> **Task brief**: Extract the whole listing as it stands. Do not include the pictures.

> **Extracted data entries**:
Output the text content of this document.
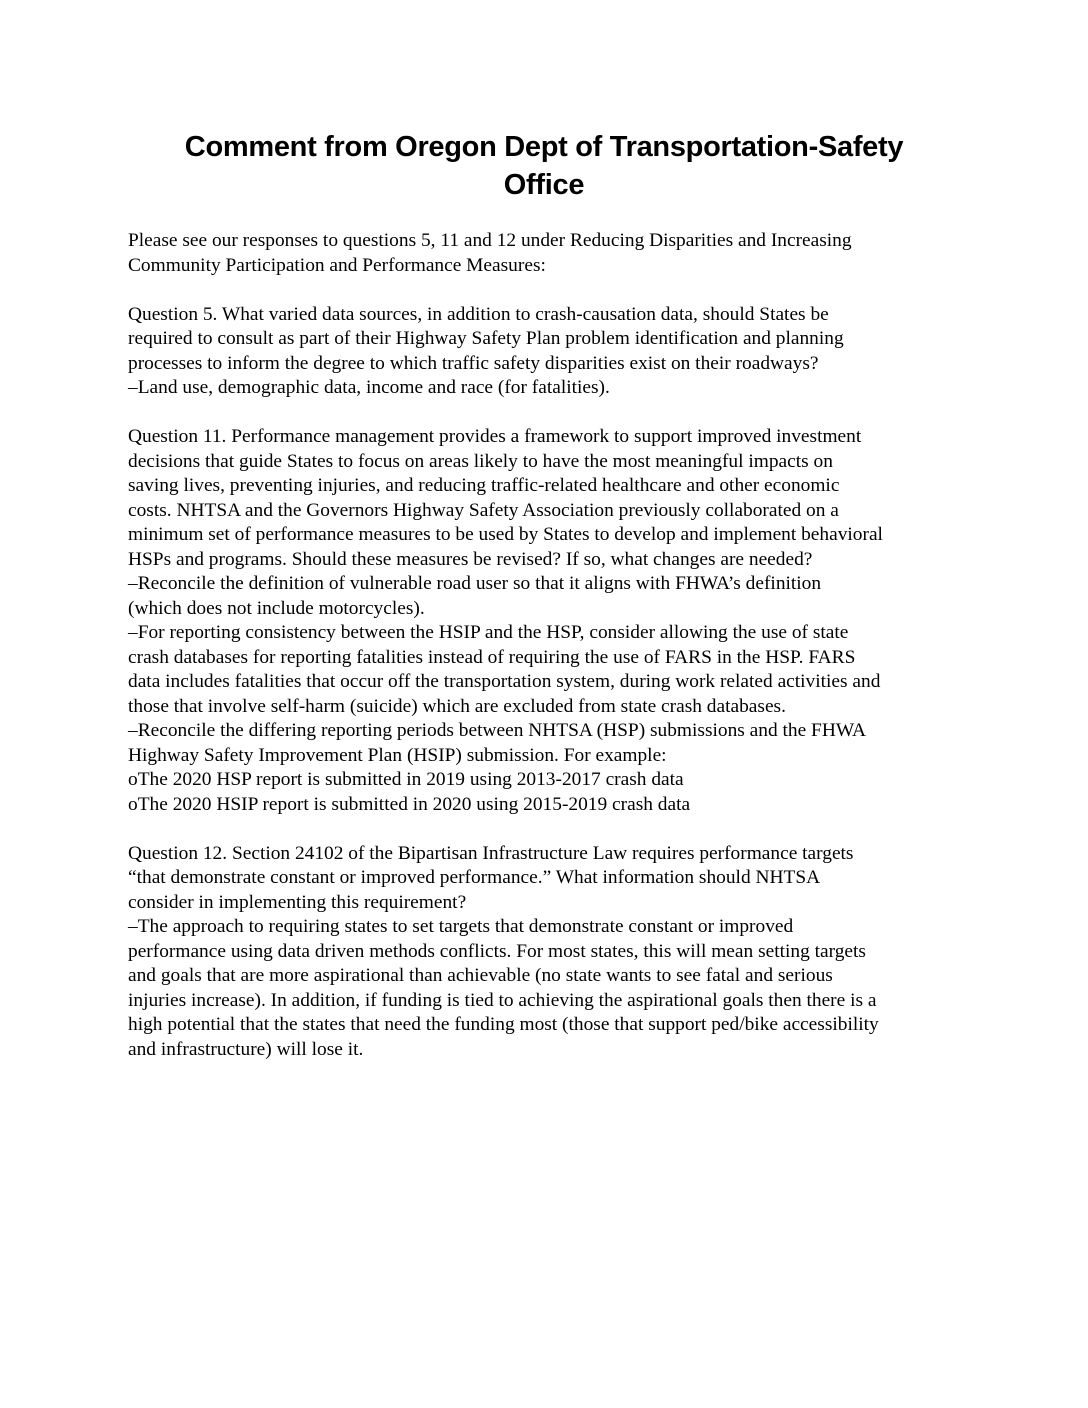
Comment from Oregon Dept of Transportation-Safety
Office

Please see our responses to questions 5, 11 and 12 under Reducing Disparities and Increasing
Community Participation and Performance Measures:

Question 5. What varied data sources, in addition to crash-causation data, should States be
required to consult as part of their Highway Safety Plan problem identification and planning
processes to inform the degree to which traffic safety disparities exist on their roadways?
–Land use, demographic data, income and race (for fatalities).

Question 11. Performance management provides a framework to support improved investment
decisions that guide States to focus on areas likely to have the most meaningful impacts on
saving lives, preventing injuries, and reducing traffic-related healthcare and other economic
costs. NHTSA and the Governors Highway Safety Association previously collaborated on a
minimum set of performance measures to be used by States to develop and implement behavioral
HSPs and programs. Should these measures be revised? If so, what changes are needed?
–Reconcile the definition of vulnerable road user so that it aligns with FHWA’s definition
(which does not include motorcycles).
–For reporting consistency between the HSIP and the HSP, consider allowing the use of state
crash databases for reporting fatalities instead of requiring the use of FARS in the HSP. FARS
data includes fatalities that occur off the transportation system, during work related activities and
those that involve self-harm (suicide) which are excluded from state crash databases.
–Reconcile the differing reporting periods between NHTSA (HSP) submissions and the FHWA
Highway Safety Improvement Plan (HSIP) submission. For example:
oThe 2020 HSP report is submitted in 2019 using 2013-2017 crash data
oThe 2020 HSIP report is submitted in 2020 using 2015-2019 crash data

Question 12. Section 24102 of the Bipartisan Infrastructure Law requires performance targets
“that demonstrate constant or improved performance.” What information should NHTSA
consider in implementing this requirement?
–The approach to requiring states to set targets that demonstrate constant or improved
performance using data driven methods conflicts. For most states, this will mean setting targets
and goals that are more aspirational than achievable (no state wants to see fatal and serious
injuries increase). In addition, if funding is tied to achieving the aspirational goals then there is a
high potential that the states that need the funding most (those that support ped/bike accessibility
and infrastructure) will lose it.
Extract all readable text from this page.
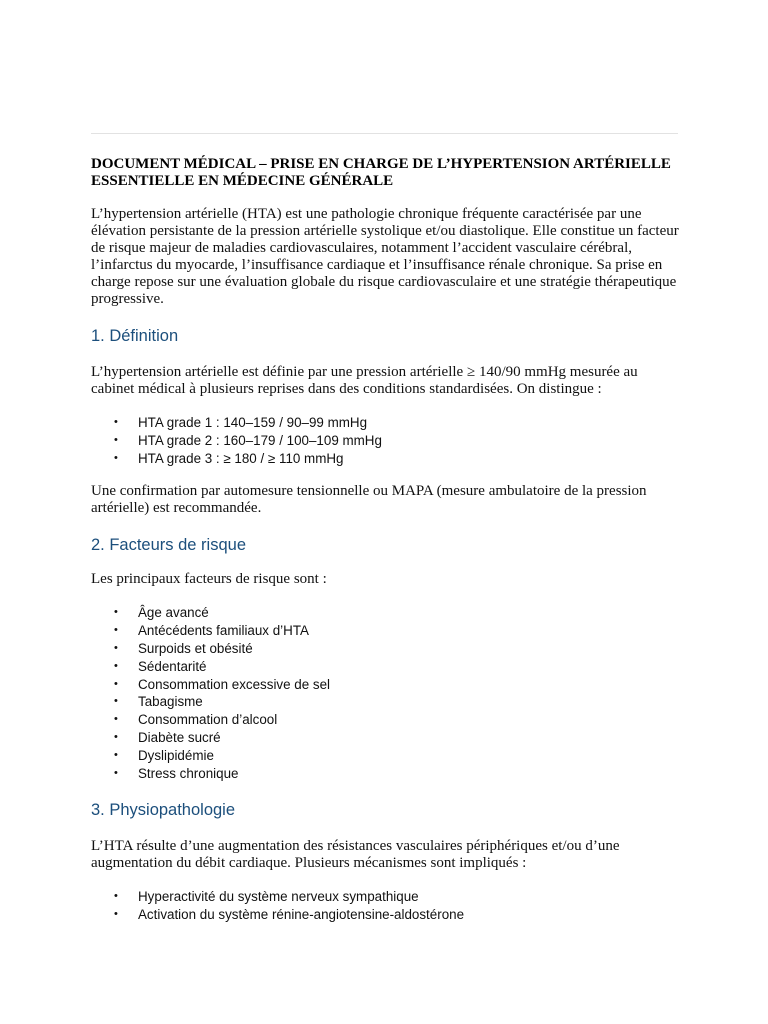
DOCUMENT MÉDICAL – PRISE EN CHARGE DE L’HYPERTENSION ARTÉRIELLE ESSENTIELLE EN MÉDECINE GÉNÉRALE

L’hypertension artérielle (HTA) est une pathologie chronique fréquente caractérisée par une élévation persistante de la pression artérielle systolique et/ou diastolique. Elle constitue un facteur de risque majeur de maladies cardiovasculaires, notamment l’accident vasculaire cérébral, l’infarctus du myocarde, l’insuffisance cardiaque et l’insuffisance rénale chronique. Sa prise en charge repose sur une évaluation globale du risque cardiovasculaire et une stratégie thérapeutique progressive.

1. Définition

L’hypertension artérielle est définie par une pression artérielle ≥ 140/90 mmHg mesurée au cabinet médical à plusieurs reprises dans des conditions standardisées. On distingue :

• HTA grade 1 : 140–159 / 90–99 mmHg
• HTA grade 2 : 160–179 / 100–109 mmHg
• HTA grade 3 : ≥ 180 / ≥ 110 mmHg

Une confirmation par automesure tensionnelle ou MAPA (mesure ambulatoire de la pression artérielle) est recommandée.

2. Facteurs de risque

Les principaux facteurs de risque sont :

• Âge avancé
• Antécédents familiaux d’HTA
• Surpoids et obésité
• Sédentarité
• Consommation excessive de sel
• Tabagisme
• Consommation d’alcool
• Diabète sucré
• Dyslipidémie
• Stress chronique
3. Physiopathologie

L’HTA résulte d’une augmentation des résistances vasculaires périphériques et/ou d’une augmentation du débit cardiaque. Plusieurs mécanismes sont impliqués :

• Hyperactivité du système nerveux sympathique
• Activation du système rénine-angiotensine-aldostérone
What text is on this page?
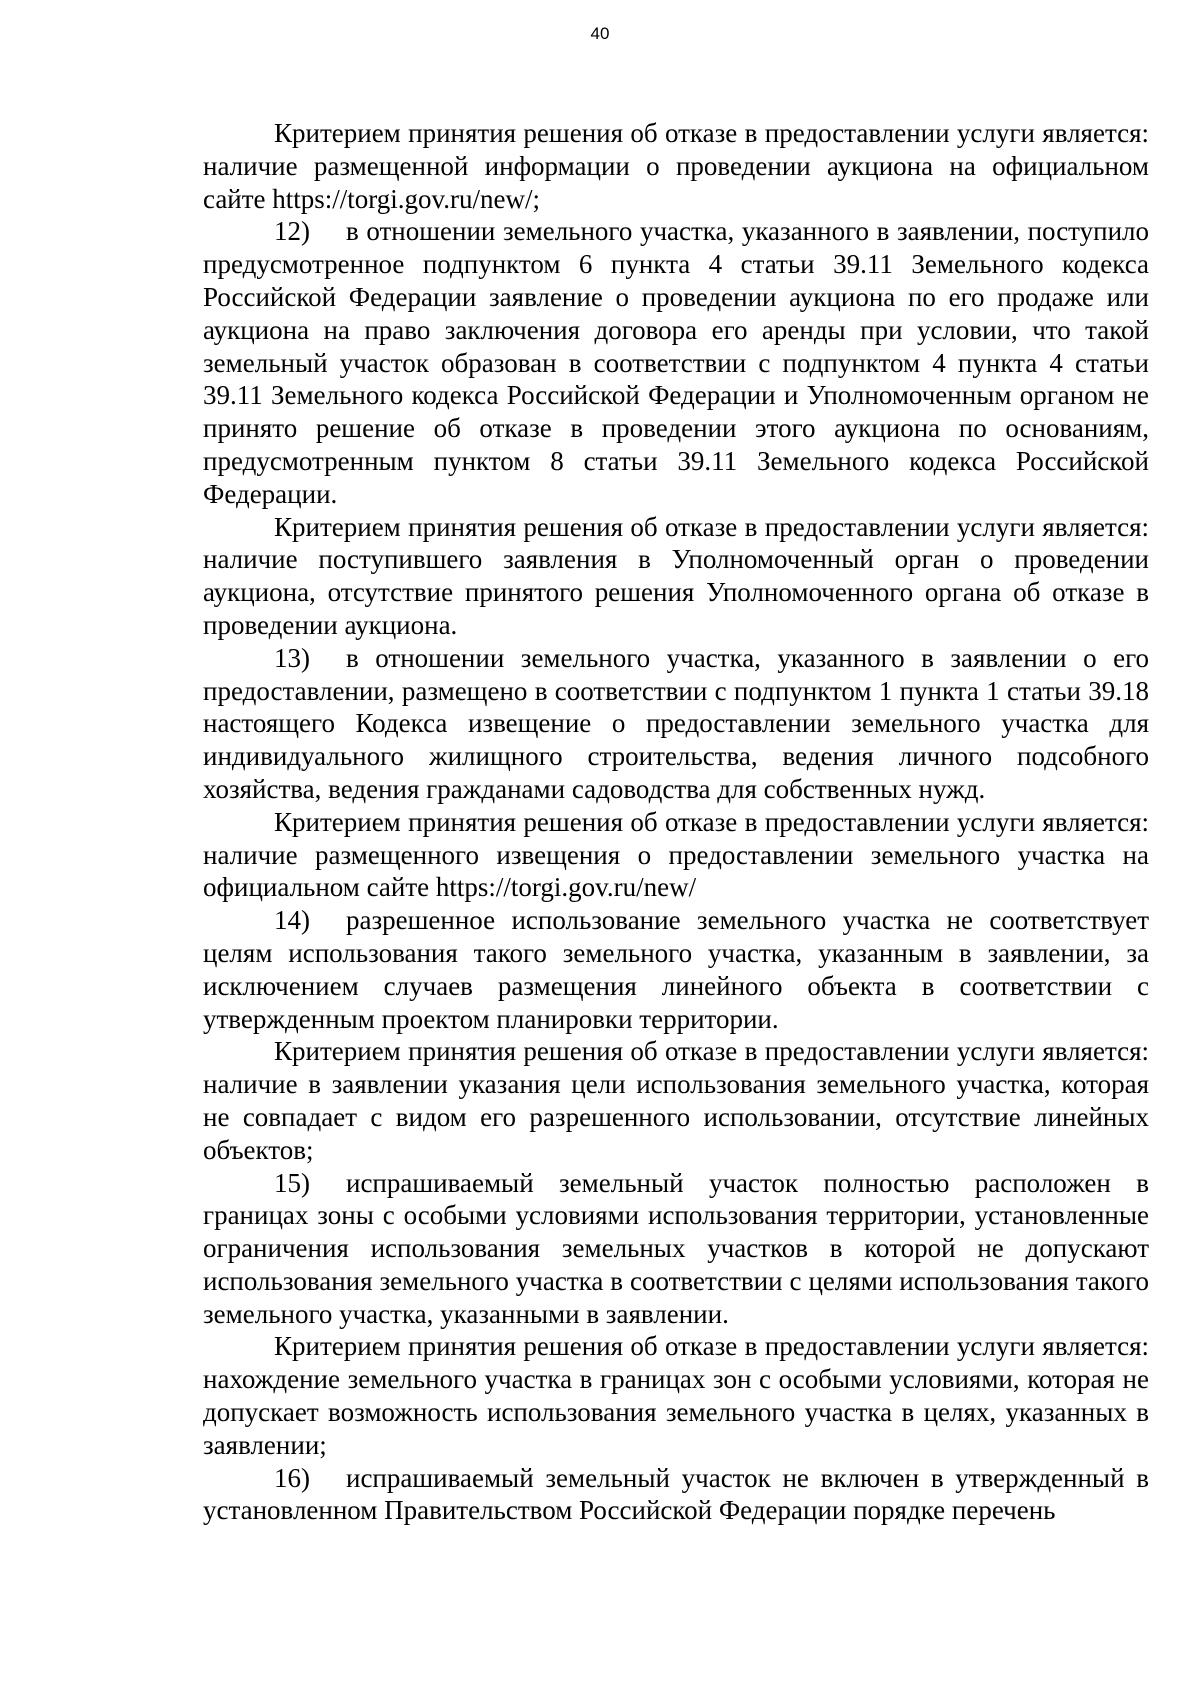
40

Критерием принятия решения об отказе в предоставлении услуги является: наличие размещенной информации о проведении аукциона на официальном сайте https://torgi.gov.ru/new/;

12) в отношении земельного участка, указанного в заявлении, поступило предусмотренное подпунктом 6 пункта 4 статьи 39.11 Земельного кодекса Российской Федерации заявление о проведении аукциона по его продаже или аукциона на право заключения договора его аренды при условии, что такой земельный участок образован в соответствии с подпунктом 4 пункта 4 статьи 39.11 Земельного кодекса Российской Федерации и Уполномоченным органом не принято решение об отказе в проведении этого аукциона по основаниям, предусмотренным пунктом 8 статьи 39.11 Земельного кодекса Российской Федерации.

Критерием принятия решения об отказе в предоставлении услуги является: наличие поступившего заявления в Уполномоченный орган о проведении аукциона, отсутствие принятого решения Уполномоченного органа об отказе в проведении аукциона.

13) в отношении земельного участка, указанного в заявлении о его предоставлении, размещено в соответствии с подпунктом 1 пункта 1 статьи 39.18 настоящего Кодекса извещение о предоставлении земельного участка для индивидуального жилищного строительства, ведения личного подсобного хозяйства, ведения гражданами садоводства для собственных нужд.

Критерием принятия решения об отказе в предоставлении услуги является: наличие размещенного извещения о предоставлении земельного участка на официальном сайте https://torgi.gov.ru/new/

14) разрешенное использование земельного участка не соответствует целям использования такого земельного участка, указанным в заявлении, за исключением случаев размещения линейного объекта в соответствии с утвержденным проектом планировки территории.

Критерием принятия решения об отказе в предоставлении услуги является: наличие в заявлении указания цели использования земельного участка, которая не совпадает с видом его разрешенного использовании, отсутствие линейных объектов;

15) испрашиваемый земельный участок полностью расположен в границах зоны с особыми условиями использования территории, установленные ограничения использования земельных участков в которой не допускают использования земельного участка в соответствии с целями использования такого земельного участка, указанными в заявлении.

Критерием принятия решения об отказе в предоставлении услуги является: нахождение земельного участка в границах зон с особыми условиями, которая не допускает возможность использования земельного участка в целях, указанных в заявлении;

16) испрашиваемый земельный участок не включен в утвержденный в установленном Правительством Российской Федерации порядке перечень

> **Problem solution**:
Output the text content of this document.
Comment from Oregon Dept of Transportation-Safety
Office

Please see our responses to questions 5, 11 and 12 under Reducing Disparities and Increasing
Community Participation and Performance Measures:

Question 5. What varied data sources, in addition to crash-causation data, should States be
required to consult as part of their Highway Safety Plan problem identification and planning
processes to inform the degree to which traffic safety disparities exist on their roadways?
–Land use, demographic data, income and race (for fatalities).

Question 11. Performance management provides a framework to support improved investment
decisions that guide States to focus on areas likely to have the most meaningful impacts on
saving lives, preventing injuries, and reducing traffic-related healthcare and other economic
costs. NHTSA and the Governors Highway Safety Association previously collaborated on a
minimum set of performance measures to be used by States to develop and implement behavioral
HSPs and programs. Should these measures be revised? If so, what changes are needed?
–Reconcile the definition of vulnerable road user so that it aligns with FHWA’s definition
(which does not include motorcycles).
–For reporting consistency between the HSIP and the HSP, consider allowing the use of state
crash databases for reporting fatalities instead of requiring the use of FARS in the HSP. FARS
data includes fatalities that occur off the transportation system, during work related activities and
those that involve self-harm (suicide) which are excluded from state crash databases.
–Reconcile the differing reporting periods between NHTSA (HSP) submissions and the FHWA
Highway Safety Improvement Plan (HSIP) submission. For example:
oThe 2020 HSP report is submitted in 2019 using 2013-2017 crash data
oThe 2020 HSIP report is submitted in 2020 using 2015-2019 crash data

Question 12. Section 24102 of the Bipartisan Infrastructure Law requires performance targets
“that demonstrate constant or improved performance.” What information should NHTSA
consider in implementing this requirement?
–The approach to requiring states to set targets that demonstrate constant or improved
performance using data driven methods conflicts. For most states, this will mean setting targets
and goals that are more aspirational than achievable (no state wants to see fatal and serious
injuries increase). In addition, if funding is tied to achieving the aspirational goals then there is a
high potential that the states that need the funding most (those that support ped/bike accessibility
and infrastructure) will lose it.
Extract all readable text from this page.
DOCUMENT MÉDICAL – PRISE EN CHARGE DE L’HYPERTENSION ARTÉRIELLE ESSENTIELLE EN MÉDECINE GÉNÉRALE

L’hypertension artérielle (HTA) est une pathologie chronique fréquente caractérisée par une élévation persistante de la pression artérielle systolique et/ou diastolique. Elle constitue un facteur de risque majeur de maladies cardiovasculaires, notamment l’accident vasculaire cérébral, l’infarctus du myocarde, l’insuffisance cardiaque et l’insuffisance rénale chronique. Sa prise en charge repose sur une évaluation globale du risque cardiovasculaire et une stratégie thérapeutique progressive.

1. Définition

L’hypertension artérielle est définie par une pression artérielle ≥ 140/90 mmHg mesurée au cabinet médical à plusieurs reprises dans des conditions standardisées. On distingue :

• HTA grade 1 : 140–159 / 90–99 mmHg
• HTA grade 2 : 160–179 / 100–109 mmHg
• HTA grade 3 : ≥ 180 / ≥ 110 mmHg

Une confirmation par automesure tensionnelle ou MAPA (mesure ambulatoire de la pression artérielle) est recommandée.

2. Facteurs de risque

Les principaux facteurs de risque sont :

• Âge avancé
• Antécédents familiaux d’HTA
• Surpoids et obésité
• Sédentarité
• Consommation excessive de sel
• Tabagisme
• Consommation d’alcool
• Diabète sucré
• Dyslipidémie
• Stress chronique
3. Physiopathologie

L’HTA résulte d’une augmentation des résistances vasculaires périphériques et/ou d’une augmentation du débit cardiaque. Plusieurs mécanismes sont impliqués :

• Hyperactivité du système nerveux sympathique
• Activation du système rénine-angiotensine-aldostérone
What text is on this page?
40

Критерием принятия решения об отказе в предоставлении услуги является: наличие размещенной информации о проведении аукциона на официальном сайте https://torgi.gov.ru/new/;

12) в отношении земельного участка, указанного в заявлении, поступило предусмотренное подпунктом 6 пункта 4 статьи 39.11 Земельного кодекса Российской Федерации заявление о проведении аукциона по его продаже или аукциона на право заключения договора его аренды при условии, что такой земельный участок образован в соответствии с подпунктом 4 пункта 4 статьи 39.11 Земельного кодекса Российской Федерации и Уполномоченным органом не принято решение об отказе в проведении этого аукциона по основаниям, предусмотренным пунктом 8 статьи 39.11 Земельного кодекса Российской Федерации.

Критерием принятия решения об отказе в предоставлении услуги является: наличие поступившего заявления в Уполномоченный орган о проведении аукциона, отсутствие принятого решения Уполномоченного органа об отказе в проведении аукциона.

13) в отношении земельного участка, указанного в заявлении о его предоставлении, размещено в соответствии с подпунктом 1 пункта 1 статьи 39.18 настоящего Кодекса извещение о предоставлении земельного участка для индивидуального жилищного строительства, ведения личного подсобного хозяйства, ведения гражданами садоводства для собственных нужд.

Критерием принятия решения об отказе в предоставлении услуги является: наличие размещенного извещения о предоставлении земельного участка на официальном сайте https://torgi.gov.ru/new/

14) разрешенное использование земельного участка не соответствует целям использования такого земельного участка, указанным в заявлении, за исключением случаев размещения линейного объекта в соответствии с утвержденным проектом планировки территории.

Критерием принятия решения об отказе в предоставлении услуги является: наличие в заявлении указания цели использования земельного участка, которая не совпадает с видом его разрешенного использовании, отсутствие линейных объектов;

15) испрашиваемый земельный участок полностью расположен в границах зоны с особыми условиями использования территории, установленные ограничения использования земельных участков в которой не допускают использования земельного участка в соответствии с целями использования такого земельного участка, указанными в заявлении.

Критерием принятия решения об отказе в предоставлении услуги является: нахождение земельного участка в границах зон с особыми условиями, которая не допускает возможность использования земельного участка в целях, указанных в заявлении;

16) испрашиваемый земельный участок не включен в утвержденный в установленном Правительством Российской Федерации порядке перечень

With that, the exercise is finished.